:: Record set ::

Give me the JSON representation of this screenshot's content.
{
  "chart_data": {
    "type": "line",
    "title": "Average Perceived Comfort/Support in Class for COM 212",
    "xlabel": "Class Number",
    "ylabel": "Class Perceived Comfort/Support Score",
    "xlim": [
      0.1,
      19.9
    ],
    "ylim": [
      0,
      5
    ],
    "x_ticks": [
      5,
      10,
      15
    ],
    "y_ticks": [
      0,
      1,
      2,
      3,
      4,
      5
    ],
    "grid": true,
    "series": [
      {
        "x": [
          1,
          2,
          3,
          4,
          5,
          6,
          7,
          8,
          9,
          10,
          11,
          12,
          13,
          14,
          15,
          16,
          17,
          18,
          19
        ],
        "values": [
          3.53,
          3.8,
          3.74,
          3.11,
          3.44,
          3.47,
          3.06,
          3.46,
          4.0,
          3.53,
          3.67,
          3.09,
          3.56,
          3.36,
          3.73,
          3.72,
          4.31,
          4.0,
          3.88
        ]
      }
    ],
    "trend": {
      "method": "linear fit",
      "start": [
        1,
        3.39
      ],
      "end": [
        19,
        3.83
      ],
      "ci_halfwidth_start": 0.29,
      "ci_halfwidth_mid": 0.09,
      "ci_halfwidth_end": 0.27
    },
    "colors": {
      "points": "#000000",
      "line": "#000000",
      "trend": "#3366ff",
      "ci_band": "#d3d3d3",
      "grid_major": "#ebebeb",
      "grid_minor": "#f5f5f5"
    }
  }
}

:::
:: Record set ::

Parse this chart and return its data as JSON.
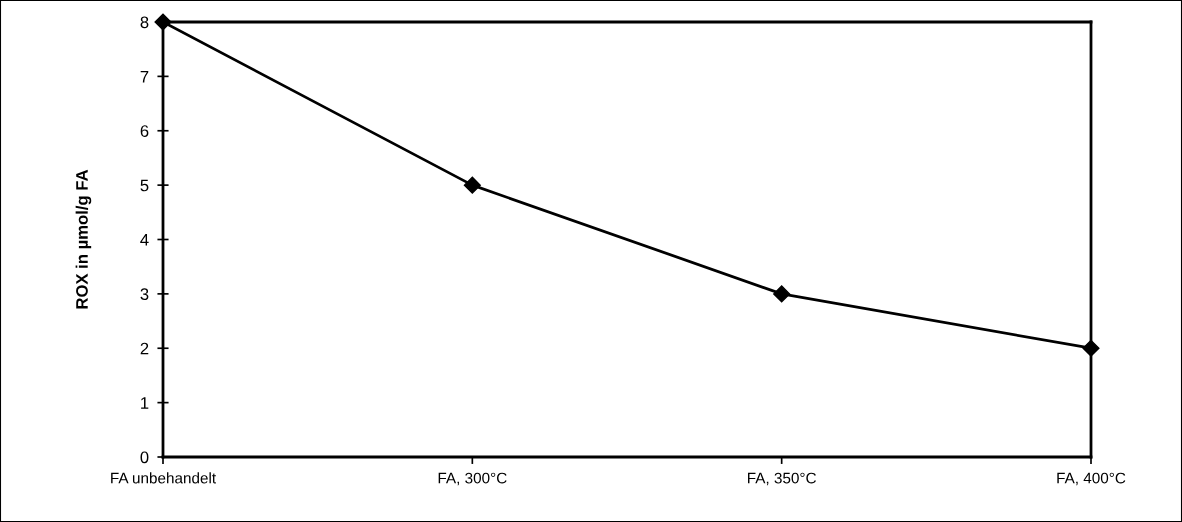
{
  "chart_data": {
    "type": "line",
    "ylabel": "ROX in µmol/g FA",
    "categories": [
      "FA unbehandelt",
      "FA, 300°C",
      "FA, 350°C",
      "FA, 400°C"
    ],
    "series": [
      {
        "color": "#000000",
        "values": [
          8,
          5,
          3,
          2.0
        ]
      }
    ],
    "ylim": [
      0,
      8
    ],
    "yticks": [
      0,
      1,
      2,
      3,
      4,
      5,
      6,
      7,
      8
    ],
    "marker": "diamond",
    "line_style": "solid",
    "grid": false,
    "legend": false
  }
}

:::

(Problem details): Find all lines with "Class" in them and copy each one.

(Result of this exercise):
    "title": "Average Perceived Comfort/Support in Class for COM 212",
    "xlabel": "Class Number",
    "ylabel": "Class Perceived Comfort/Support Score",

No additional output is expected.